■ **Exercise objective**
Extract each record and reproduce it exactly.

■ **Figure collection entries**
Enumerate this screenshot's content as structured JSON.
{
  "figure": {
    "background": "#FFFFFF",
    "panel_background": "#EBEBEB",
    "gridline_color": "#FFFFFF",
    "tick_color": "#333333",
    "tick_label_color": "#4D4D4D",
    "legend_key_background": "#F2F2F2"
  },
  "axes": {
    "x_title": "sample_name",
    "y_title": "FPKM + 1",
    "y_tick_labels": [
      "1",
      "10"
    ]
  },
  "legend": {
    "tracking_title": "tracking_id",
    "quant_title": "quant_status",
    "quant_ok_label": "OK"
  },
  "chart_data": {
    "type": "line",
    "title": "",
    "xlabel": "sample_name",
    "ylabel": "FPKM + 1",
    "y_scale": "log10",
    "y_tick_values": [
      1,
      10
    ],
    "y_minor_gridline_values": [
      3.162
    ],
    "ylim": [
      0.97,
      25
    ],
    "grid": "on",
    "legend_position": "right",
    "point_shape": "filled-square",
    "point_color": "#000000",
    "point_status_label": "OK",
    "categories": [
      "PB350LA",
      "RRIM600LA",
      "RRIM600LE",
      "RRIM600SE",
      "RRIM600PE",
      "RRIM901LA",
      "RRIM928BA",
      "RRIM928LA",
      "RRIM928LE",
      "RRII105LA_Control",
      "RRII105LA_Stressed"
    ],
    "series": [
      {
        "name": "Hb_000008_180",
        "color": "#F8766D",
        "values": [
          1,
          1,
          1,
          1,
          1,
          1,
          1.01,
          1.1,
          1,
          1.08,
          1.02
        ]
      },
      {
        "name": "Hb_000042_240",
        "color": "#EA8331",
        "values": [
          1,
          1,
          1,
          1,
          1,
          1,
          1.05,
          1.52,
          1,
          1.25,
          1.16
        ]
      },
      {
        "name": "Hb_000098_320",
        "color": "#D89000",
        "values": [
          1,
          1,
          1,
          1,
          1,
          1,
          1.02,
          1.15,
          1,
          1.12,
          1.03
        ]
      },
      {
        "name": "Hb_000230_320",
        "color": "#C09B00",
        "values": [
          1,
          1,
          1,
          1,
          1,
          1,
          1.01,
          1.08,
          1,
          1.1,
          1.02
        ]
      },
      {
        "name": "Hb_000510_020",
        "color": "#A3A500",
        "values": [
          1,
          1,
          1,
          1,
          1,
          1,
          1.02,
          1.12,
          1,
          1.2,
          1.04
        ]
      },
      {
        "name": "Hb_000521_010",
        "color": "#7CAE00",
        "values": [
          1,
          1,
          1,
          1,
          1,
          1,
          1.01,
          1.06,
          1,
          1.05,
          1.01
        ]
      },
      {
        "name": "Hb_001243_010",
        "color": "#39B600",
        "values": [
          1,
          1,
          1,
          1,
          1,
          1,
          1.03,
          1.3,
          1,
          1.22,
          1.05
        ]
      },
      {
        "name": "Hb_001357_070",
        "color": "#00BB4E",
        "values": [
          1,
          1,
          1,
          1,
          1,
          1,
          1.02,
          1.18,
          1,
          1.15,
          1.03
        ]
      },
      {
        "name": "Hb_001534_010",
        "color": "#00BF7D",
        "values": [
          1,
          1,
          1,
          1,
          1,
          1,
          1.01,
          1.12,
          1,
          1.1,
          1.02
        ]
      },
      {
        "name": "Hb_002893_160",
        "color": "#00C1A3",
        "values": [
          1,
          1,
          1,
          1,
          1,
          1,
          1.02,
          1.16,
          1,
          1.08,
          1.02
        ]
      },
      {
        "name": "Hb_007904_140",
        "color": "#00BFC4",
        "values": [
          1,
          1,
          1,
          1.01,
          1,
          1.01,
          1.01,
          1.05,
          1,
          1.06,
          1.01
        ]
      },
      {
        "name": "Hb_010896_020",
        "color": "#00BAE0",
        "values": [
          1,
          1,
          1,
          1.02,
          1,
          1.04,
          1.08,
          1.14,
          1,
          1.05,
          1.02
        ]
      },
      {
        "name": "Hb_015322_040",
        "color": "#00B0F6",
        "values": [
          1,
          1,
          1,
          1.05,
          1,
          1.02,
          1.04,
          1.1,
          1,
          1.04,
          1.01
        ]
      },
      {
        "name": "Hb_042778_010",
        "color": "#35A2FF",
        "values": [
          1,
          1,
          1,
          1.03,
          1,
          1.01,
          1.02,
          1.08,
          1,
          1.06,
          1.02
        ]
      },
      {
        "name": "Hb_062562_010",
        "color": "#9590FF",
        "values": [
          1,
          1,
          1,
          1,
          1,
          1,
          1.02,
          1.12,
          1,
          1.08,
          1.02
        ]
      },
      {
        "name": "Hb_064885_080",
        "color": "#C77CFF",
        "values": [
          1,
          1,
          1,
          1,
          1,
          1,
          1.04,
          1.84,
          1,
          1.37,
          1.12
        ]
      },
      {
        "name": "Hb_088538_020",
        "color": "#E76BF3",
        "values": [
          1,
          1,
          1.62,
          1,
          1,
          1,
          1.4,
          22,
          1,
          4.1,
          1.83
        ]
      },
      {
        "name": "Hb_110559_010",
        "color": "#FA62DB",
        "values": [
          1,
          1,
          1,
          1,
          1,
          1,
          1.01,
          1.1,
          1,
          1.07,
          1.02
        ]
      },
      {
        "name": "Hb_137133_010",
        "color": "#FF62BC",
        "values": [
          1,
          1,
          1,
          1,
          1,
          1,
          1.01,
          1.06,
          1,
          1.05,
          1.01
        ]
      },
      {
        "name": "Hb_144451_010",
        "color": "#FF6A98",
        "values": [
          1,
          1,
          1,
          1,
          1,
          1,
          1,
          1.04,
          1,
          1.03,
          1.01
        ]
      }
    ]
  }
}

■ **Full solution**
Enumerate this screenshot's content as structured JSON.
{
  "figure": {
    "background": "#FFFFFF",
    "panel_background": "#EBEBEB",
    "gridline_color": "#FFFFFF",
    "tick_color": "#333333",
    "tick_label_color": "#4D4D4D",
    "legend_key_background": "#F2F2F2"
  },
  "axes": {
    "x_title": "sample_name",
    "y_title": "FPKM + 1",
    "y_tick_labels": [
      "1",
      "10"
    ]
  },
  "legend": {
    "tracking_title": "tracking_id",
    "quant_title": "quant_status",
    "quant_ok_label": "OK"
  },
  "chart_data": {
    "type": "line",
    "title": "",
    "xlabel": "sample_name",
    "ylabel": "FPKM + 1",
    "y_scale": "log10",
    "y_tick_values": [
      1,
      10
    ],
    "y_minor_gridline_values": [
      3.162
    ],
    "ylim": [
      0.97,
      25
    ],
    "grid": "on",
    "legend_position": "right",
    "point_shape": "filled-square",
    "point_color": "#000000",
    "point_status_label": "OK",
    "categories": [
      "PB350LA",
      "RRIM600LA",
      "RRIM600LE",
      "RRIM600SE",
      "RRIM600PE",
      "RRIM901LA",
      "RRIM928BA",
      "RRIM928LA",
      "RRIM928LE",
      "RRII105LA_Control",
      "RRII105LA_Stressed"
    ],
    "series": [
      {
        "name": "Hb_000008_180",
        "color": "#F8766D",
        "values": [
          1,
          1,
          1,
          1,
          1,
          1,
          1.01,
          1.1,
          1,
          1.08,
          1.02
        ]
      },
      {
        "name": "Hb_000042_240",
        "color": "#EA8331",
        "values": [
          1,
          1,
          1,
          1,
          1,
          1,
          1.05,
          1.52,
          1,
          1.25,
          1.16
        ]
      },
      {
        "name": "Hb_000098_320",
        "color": "#D89000",
        "values": [
          1,
          1,
          1,
          1,
          1,
          1,
          1.02,
          1.15,
          1,
          1.12,
          1.03
        ]
      },
      {
        "name": "Hb_000230_320",
        "color": "#C09B00",
        "values": [
          1,
          1,
          1,
          1,
          1,
          1,
          1.01,
          1.08,
          1,
          1.1,
          1.02
        ]
      },
      {
        "name": "Hb_000510_020",
        "color": "#A3A500",
        "values": [
          1,
          1,
          1,
          1,
          1,
          1,
          1.02,
          1.12,
          1,
          1.2,
          1.04
        ]
      },
      {
        "name": "Hb_000521_010",
        "color": "#7CAE00",
        "values": [
          1,
          1,
          1,
          1,
          1,
          1,
          1.01,
          1.06,
          1,
          1.05,
          1.01
        ]
      },
      {
        "name": "Hb_001243_010",
        "color": "#39B600",
        "values": [
          1,
          1,
          1,
          1,
          1,
          1,
          1.03,
          1.3,
          1,
          1.22,
          1.05
        ]
      },
      {
        "name": "Hb_001357_070",
        "color": "#00BB4E",
        "values": [
          1,
          1,
          1,
          1,
          1,
          1,
          1.02,
          1.18,
          1,
          1.15,
          1.03
        ]
      },
      {
        "name": "Hb_001534_010",
        "color": "#00BF7D",
        "values": [
          1,
          1,
          1,
          1,
          1,
          1,
          1.01,
          1.12,
          1,
          1.1,
          1.02
        ]
      },
      {
        "name": "Hb_002893_160",
        "color": "#00C1A3",
        "values": [
          1,
          1,
          1,
          1,
          1,
          1,
          1.02,
          1.16,
          1,
          1.08,
          1.02
        ]
      },
      {
        "name": "Hb_007904_140",
        "color": "#00BFC4",
        "values": [
          1,
          1,
          1,
          1.01,
          1,
          1.01,
          1.01,
          1.05,
          1,
          1.06,
          1.01
        ]
      },
      {
        "name": "Hb_010896_020",
        "color": "#00BAE0",
        "values": [
          1,
          1,
          1,
          1.02,
          1,
          1.04,
          1.08,
          1.14,
          1,
          1.05,
          1.02
        ]
      },
      {
        "name": "Hb_015322_040",
        "color": "#00B0F6",
        "values": [
          1,
          1,
          1,
          1.05,
          1,
          1.02,
          1.04,
          1.1,
          1,
          1.04,
          1.01
        ]
      },
      {
        "name": "Hb_042778_010",
        "color": "#35A2FF",
        "values": [
          1,
          1,
          1,
          1.03,
          1,
          1.01,
          1.02,
          1.08,
          1,
          1.06,
          1.02
        ]
      },
      {
        "name": "Hb_062562_010",
        "color": "#9590FF",
        "values": [
          1,
          1,
          1,
          1,
          1,
          1,
          1.02,
          1.12,
          1,
          1.08,
          1.02
        ]
      },
      {
        "name": "Hb_064885_080",
        "color": "#C77CFF",
        "values": [
          1,
          1,
          1,
          1,
          1,
          1,
          1.04,
          1.84,
          1,
          1.37,
          1.12
        ]
      },
      {
        "name": "Hb_088538_020",
        "color": "#E76BF3",
        "values": [
          1,
          1,
          1.62,
          1,
          1,
          1,
          1.4,
          22,
          1,
          4.1,
          1.83
        ]
      },
      {
        "name": "Hb_110559_010",
        "color": "#FA62DB",
        "values": [
          1,
          1,
          1,
          1,
          1,
          1,
          1.01,
          1.1,
          1,
          1.07,
          1.02
        ]
      },
      {
        "name": "Hb_137133_010",
        "color": "#FF62BC",
        "values": [
          1,
          1,
          1,
          1,
          1,
          1,
          1.01,
          1.06,
          1,
          1.05,
          1.01
        ]
      },
      {
        "name": "Hb_144451_010",
        "color": "#FF6A98",
        "values": [
          1,
          1,
          1,
          1,
          1,
          1,
          1,
          1.04,
          1,
          1.03,
          1.01
        ]
      }
    ]
  }
}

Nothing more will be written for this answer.